◆ **Given problem**: Pictures stay out of your copy, but everything else in the records below must be repeated exactly.
## START Exercise data
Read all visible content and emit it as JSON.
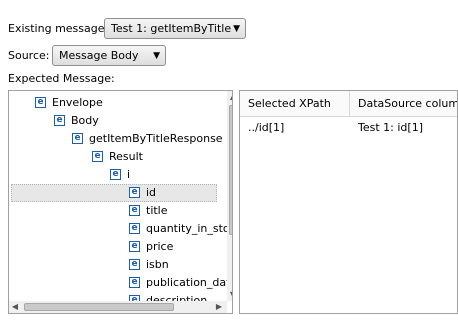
{
  "existing_message": {
    "label": "Existing message:",
    "value": "Test 1: getItemByTitle"
  },
  "source": {
    "label": "Source:",
    "value": "Message Body"
  },
  "expected_label": "Expected Message:",
  "tree": [
    {
      "label": "Envelope"
    },
    {
      "label": "Body"
    },
    {
      "label": "getItemByTitleResponse"
    },
    {
      "label": "Result"
    },
    {
      "label": "i"
    },
    {
      "label": "id",
      "selected": true
    },
    {
      "label": "title"
    },
    {
      "label": "quantity_in_stock"
    },
    {
      "label": "price"
    },
    {
      "label": "isbn"
    },
    {
      "label": "publication_date"
    },
    {
      "label": "description"
    }
  ],
  "icon_names": {
    "element": "xml-element-icon"
  },
  "table": {
    "columns": [
      "Selected XPath",
      "DataSource column"
    ],
    "rows": [
      [
        "../id[1]",
        "Test 1: id[1]"
      ]
    ]
  }
}
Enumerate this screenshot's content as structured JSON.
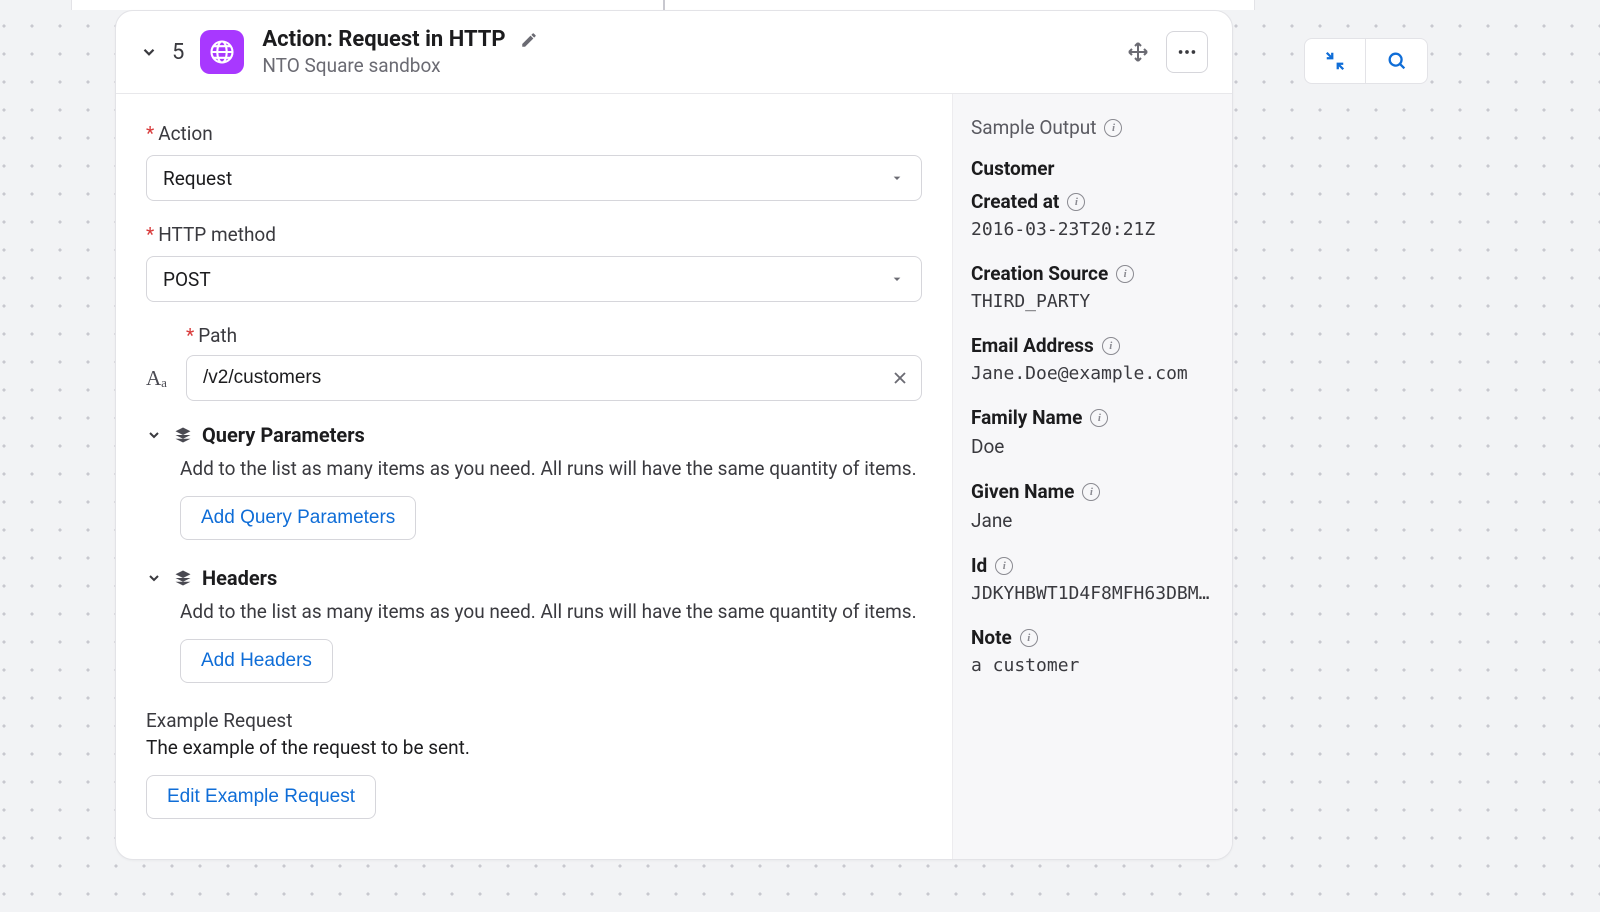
{
  "header": {
    "step_number": "5",
    "title": "Action: Request in HTTP",
    "subtitle": "NTO Square sandbox"
  },
  "form": {
    "action_label": "Action",
    "action_value": "Request",
    "method_label": "HTTP method",
    "method_value": "POST",
    "path_label": "Path",
    "path_value": "/v2/customers",
    "query_section_title": "Query Parameters",
    "query_section_desc": "Add to the list as many items as you need. All runs will have the same quantity of items.",
    "query_add_button": "Add Query Parameters",
    "headers_section_title": "Headers",
    "headers_section_desc": "Add to the list as many items as you need. All runs will have the same quantity of items.",
    "headers_add_button": "Add Headers",
    "example_label": "Example Request",
    "example_desc": "The example of the request to be sent.",
    "example_button": "Edit Example Request"
  },
  "output": {
    "title": "Sample Output",
    "customer_label": "Customer",
    "created_at_label": "Created at",
    "created_at_value": "2016-03-23T20:21Z",
    "creation_source_label": "Creation Source",
    "creation_source_value": "THIRD_PARTY",
    "email_label": "Email Address",
    "email_value": "Jane.Doe@example.com",
    "family_name_label": "Family Name",
    "family_name_value": "Doe",
    "given_name_label": "Given Name",
    "given_name_value": "Jane",
    "id_label": "Id",
    "id_value": "JDKYHBWT1D4F8MFH63DBME…",
    "note_label": "Note",
    "note_value": "a customer"
  }
}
## END Exercise data
◆ **Finished task**:
Read all visible content and emit it as JSON.
{
  "existing_message": {
    "label": "Existing message:",
    "value": "Test 1: getItemByTitle"
  },
  "source": {
    "label": "Source:",
    "value": "Message Body"
  },
  "expected_label": "Expected Message:",
  "tree": [
    {
      "label": "Envelope"
    },
    {
      "label": "Body"
    },
    {
      "label": "getItemByTitleResponse"
    },
    {
      "label": "Result"
    },
    {
      "label": "i"
    },
    {
      "label": "id",
      "selected": true
    },
    {
      "label": "title"
    },
    {
      "label": "quantity_in_stock"
    },
    {
      "label": "price"
    },
    {
      "label": "isbn"
    },
    {
      "label": "publication_date"
    },
    {
      "label": "description"
    }
  ],
  "icon_names": {
    "element": "xml-element-icon"
  },
  "table": {
    "columns": [
      "Selected XPath",
      "DataSource column"
    ],
    "rows": [
      [
        "../id[1]",
        "Test 1: id[1]"
      ]
    ]
  }
}
Enumerate this screenshot's content as structured JSON.
{
  "header": {
    "step_number": "5",
    "title": "Action: Request in HTTP",
    "subtitle": "NTO Square sandbox"
  },
  "form": {
    "action_label": "Action",
    "action_value": "Request",
    "method_label": "HTTP method",
    "method_value": "POST",
    "path_label": "Path",
    "path_value": "/v2/customers",
    "query_section_title": "Query Parameters",
    "query_section_desc": "Add to the list as many items as you need. All runs will have the same quantity of items.",
    "query_add_button": "Add Query Parameters",
    "headers_section_title": "Headers",
    "headers_section_desc": "Add to the list as many items as you need. All runs will have the same quantity of items.",
    "headers_add_button": "Add Headers",
    "example_label": "Example Request",
    "example_desc": "The example of the request to be sent.",
    "example_button": "Edit Example Request"
  },
  "output": {
    "title": "Sample Output",
    "customer_label": "Customer",
    "created_at_label": "Created at",
    "created_at_value": "2016-03-23T20:21Z",
    "creation_source_label": "Creation Source",
    "creation_source_value": "THIRD_PARTY",
    "email_label": "Email Address",
    "email_value": "Jane.Doe@example.com",
    "family_name_label": "Family Name",
    "family_name_value": "Doe",
    "given_name_label": "Given Name",
    "given_name_value": "Jane",
    "id_label": "Id",
    "id_value": "JDKYHBWT1D4F8MFH63DBME…",
    "note_label": "Note",
    "note_value": "a customer"
  }
}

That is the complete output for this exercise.